TEXT:
Solar Install; the on-going saga

That's what I would have thought M. but when I emailed Morningstar previously they are very concerned about being within spec of the controller. The manual advises to only load it to 80% capacity with Isc PV to allow for edging spikes and low temp. up-rating.
That said the manual also says it'll take 130% under FET duress.
I'm suspicious that being that it's tied to a current source it's designed to to grab what it can and run, unlike traditional voltage sources that sit in and around what current they demand. ...correct me if I'm wrong I haven't researched it a whole lot tbh.


It has a wide input range but it's just a big buck regulator really and MPPT is a big buck/boost regulator with compensation for battery SOC.

It'll happily power up at 9V and idly twiddle it's thumbs until it sees a voltage higher than the batteries then buck everything it deems fit up to 125V.

Supply needs to be higher than my temp. compensated equalisation set-point inc. wiring and circuit losses.

Computer PSU max out at 12V? Can any wizardry be done with the 5v and 12v rails to make a 17V output?

Whadya make of this?

INFORMATION SHOWN:
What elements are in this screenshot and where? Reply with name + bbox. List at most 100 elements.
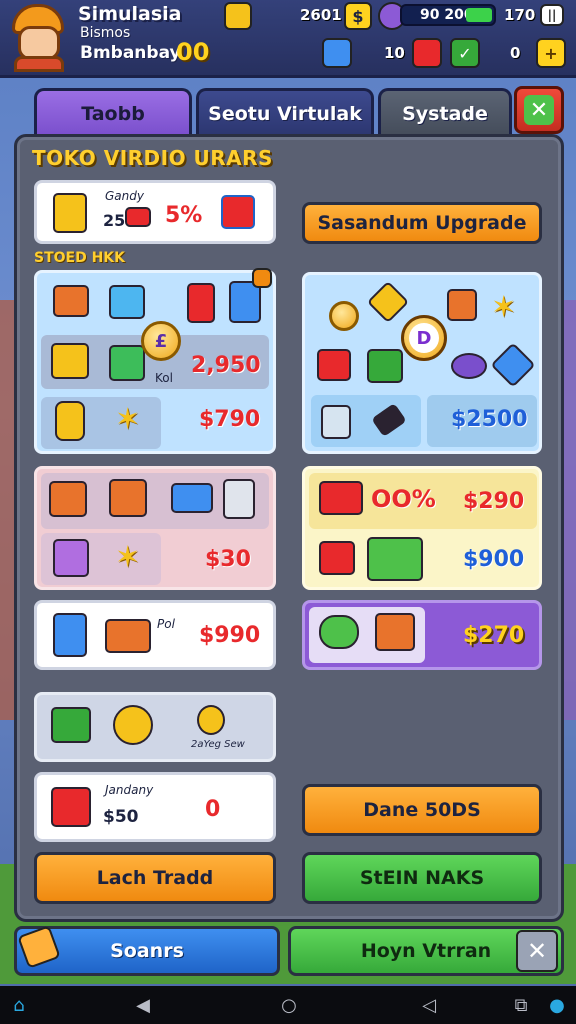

PROBLEMS:
1: List every voltage figure that the solar install thread gives, each written only once.
2: Pick up the solar install thread after its final line and keep it going.

RESULTS:
1: 9V, 125V, 12V, 5v, 17V

2:
Do you think I could parallel two 10A outputs for 20A? Or is that a manufacturer question?

PS. My 3.8A charger dieing may have had more to do with overwork than the TS. Usually solar controllers read battery chargers as a charged battery and back off.

3.8A charger back online.
I read in some forum hitting it might help (tv fix :rolleyes:).
So after repairing broken solder legs on the the mains LC from brutalisation (hitting solid state lekytronics rarely does much good :pac:), it was just the mode switch gave up. Swapped it out and she's good to go.

Tristar; 2 - Cheapo mains chargers; 0 - Sir Liamalot; 1

I've now got ~150% more electrons flowing from my alternator to my house batteries per hour in the Summer, probably more in the Winter because my fridge is now running on a thermostat on the AC element from the inverter, which I've hard-wired through half my "ring main" on self-discriminating mains/inverter sockets (including the one I use for battery charging :pac:).
I can turbo boost my fridge when driving 12v + 230V = 225W :cool:-ing. Soon as fridge is down to temp. thermostat kicks out and fridge runs on 12v only.
The fridge can now feasibly run from PV on selective occasions.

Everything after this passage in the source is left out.